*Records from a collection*
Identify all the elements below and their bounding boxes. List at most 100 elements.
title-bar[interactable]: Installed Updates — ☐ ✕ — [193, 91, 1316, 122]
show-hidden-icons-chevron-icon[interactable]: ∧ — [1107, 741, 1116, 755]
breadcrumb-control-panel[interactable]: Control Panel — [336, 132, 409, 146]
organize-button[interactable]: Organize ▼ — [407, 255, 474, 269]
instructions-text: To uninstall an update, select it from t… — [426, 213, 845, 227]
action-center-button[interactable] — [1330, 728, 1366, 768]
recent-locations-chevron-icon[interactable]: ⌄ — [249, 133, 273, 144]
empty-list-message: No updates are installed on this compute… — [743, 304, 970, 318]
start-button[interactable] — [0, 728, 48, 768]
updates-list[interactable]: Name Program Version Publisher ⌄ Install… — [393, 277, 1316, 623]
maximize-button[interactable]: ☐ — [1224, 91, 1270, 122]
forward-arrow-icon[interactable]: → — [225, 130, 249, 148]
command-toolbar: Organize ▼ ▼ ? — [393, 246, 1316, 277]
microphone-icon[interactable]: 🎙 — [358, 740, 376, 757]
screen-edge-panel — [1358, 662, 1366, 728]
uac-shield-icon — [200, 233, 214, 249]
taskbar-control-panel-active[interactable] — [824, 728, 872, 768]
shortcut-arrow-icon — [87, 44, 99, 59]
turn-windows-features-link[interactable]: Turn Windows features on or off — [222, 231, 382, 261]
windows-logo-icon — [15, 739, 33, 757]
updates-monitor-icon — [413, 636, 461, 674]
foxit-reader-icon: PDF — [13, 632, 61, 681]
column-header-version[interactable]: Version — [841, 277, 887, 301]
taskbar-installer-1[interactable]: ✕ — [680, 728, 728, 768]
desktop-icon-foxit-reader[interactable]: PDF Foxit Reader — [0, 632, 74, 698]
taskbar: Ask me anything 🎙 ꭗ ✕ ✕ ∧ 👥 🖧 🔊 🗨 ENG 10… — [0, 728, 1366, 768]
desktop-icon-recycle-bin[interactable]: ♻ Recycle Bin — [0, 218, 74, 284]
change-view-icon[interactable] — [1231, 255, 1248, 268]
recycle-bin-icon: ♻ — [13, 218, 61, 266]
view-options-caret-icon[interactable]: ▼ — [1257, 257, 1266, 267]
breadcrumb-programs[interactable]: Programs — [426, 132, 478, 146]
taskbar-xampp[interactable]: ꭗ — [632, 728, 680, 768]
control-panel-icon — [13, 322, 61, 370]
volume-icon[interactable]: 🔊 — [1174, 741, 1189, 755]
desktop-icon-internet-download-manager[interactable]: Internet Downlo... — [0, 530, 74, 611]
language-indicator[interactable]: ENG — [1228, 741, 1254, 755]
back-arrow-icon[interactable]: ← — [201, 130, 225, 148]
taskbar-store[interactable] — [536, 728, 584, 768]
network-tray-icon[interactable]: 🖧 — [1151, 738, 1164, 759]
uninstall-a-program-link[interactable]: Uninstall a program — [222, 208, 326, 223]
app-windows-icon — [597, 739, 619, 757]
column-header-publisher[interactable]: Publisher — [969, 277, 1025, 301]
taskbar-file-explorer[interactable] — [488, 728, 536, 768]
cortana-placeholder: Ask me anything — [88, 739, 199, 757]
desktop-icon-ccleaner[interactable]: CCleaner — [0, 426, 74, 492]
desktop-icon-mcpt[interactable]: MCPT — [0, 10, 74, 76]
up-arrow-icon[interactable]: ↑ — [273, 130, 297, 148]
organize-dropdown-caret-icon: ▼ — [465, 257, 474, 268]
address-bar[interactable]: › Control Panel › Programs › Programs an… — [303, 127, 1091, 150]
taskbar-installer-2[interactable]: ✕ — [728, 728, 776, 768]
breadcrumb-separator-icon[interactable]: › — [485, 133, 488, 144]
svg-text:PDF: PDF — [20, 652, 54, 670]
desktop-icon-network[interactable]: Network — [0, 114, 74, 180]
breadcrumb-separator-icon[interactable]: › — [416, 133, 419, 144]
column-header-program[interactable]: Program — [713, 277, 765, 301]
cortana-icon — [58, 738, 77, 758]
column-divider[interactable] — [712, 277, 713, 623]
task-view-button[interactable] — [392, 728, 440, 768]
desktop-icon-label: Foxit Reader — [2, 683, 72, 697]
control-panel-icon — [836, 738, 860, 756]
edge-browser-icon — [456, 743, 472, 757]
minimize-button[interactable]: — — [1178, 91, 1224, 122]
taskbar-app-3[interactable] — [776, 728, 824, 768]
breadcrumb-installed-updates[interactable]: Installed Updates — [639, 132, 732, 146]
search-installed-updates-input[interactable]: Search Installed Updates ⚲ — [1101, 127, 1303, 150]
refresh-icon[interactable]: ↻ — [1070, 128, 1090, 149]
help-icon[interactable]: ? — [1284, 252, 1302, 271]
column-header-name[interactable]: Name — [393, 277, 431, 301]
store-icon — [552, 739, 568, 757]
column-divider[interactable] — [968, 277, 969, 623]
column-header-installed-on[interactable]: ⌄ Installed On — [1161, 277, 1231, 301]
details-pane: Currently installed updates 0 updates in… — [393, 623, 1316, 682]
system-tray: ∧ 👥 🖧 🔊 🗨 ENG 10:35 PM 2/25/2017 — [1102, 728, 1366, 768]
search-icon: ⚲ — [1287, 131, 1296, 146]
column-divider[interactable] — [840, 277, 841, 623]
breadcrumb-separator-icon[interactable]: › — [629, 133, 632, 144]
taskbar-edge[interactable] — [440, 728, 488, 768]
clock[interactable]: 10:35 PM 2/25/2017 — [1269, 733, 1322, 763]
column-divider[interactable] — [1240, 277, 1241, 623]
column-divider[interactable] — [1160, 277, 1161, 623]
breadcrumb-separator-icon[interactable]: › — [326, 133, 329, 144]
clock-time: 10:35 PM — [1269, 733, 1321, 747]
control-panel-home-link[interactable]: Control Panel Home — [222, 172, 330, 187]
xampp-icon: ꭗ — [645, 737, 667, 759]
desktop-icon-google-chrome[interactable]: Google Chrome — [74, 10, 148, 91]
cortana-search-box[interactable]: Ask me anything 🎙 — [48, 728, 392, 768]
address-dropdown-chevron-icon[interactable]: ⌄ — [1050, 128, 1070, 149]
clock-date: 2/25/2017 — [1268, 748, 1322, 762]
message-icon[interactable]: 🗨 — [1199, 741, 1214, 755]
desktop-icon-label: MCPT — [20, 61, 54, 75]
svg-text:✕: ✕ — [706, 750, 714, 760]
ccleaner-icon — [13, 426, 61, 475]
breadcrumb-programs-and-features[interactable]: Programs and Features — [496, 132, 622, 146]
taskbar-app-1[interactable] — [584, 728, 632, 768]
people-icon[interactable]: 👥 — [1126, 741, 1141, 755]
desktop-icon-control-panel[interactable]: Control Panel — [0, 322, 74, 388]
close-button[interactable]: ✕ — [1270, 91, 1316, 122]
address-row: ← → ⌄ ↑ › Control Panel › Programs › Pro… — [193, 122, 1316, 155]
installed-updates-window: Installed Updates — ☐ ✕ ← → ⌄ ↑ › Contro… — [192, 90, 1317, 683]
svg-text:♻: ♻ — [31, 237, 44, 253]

*Objective*
Pull out every line of the records above that contains the string "arrow", matching case exactly.

*Reply to the exercise*
forward-arrow-icon[interactable]: → — [225, 130, 249, 148]
shortcut-arrow-icon — [87, 44, 99, 59]
back-arrow-icon[interactable]: ← — [201, 130, 225, 148]
up-arrow-icon[interactable]: ↑ — [273, 130, 297, 148]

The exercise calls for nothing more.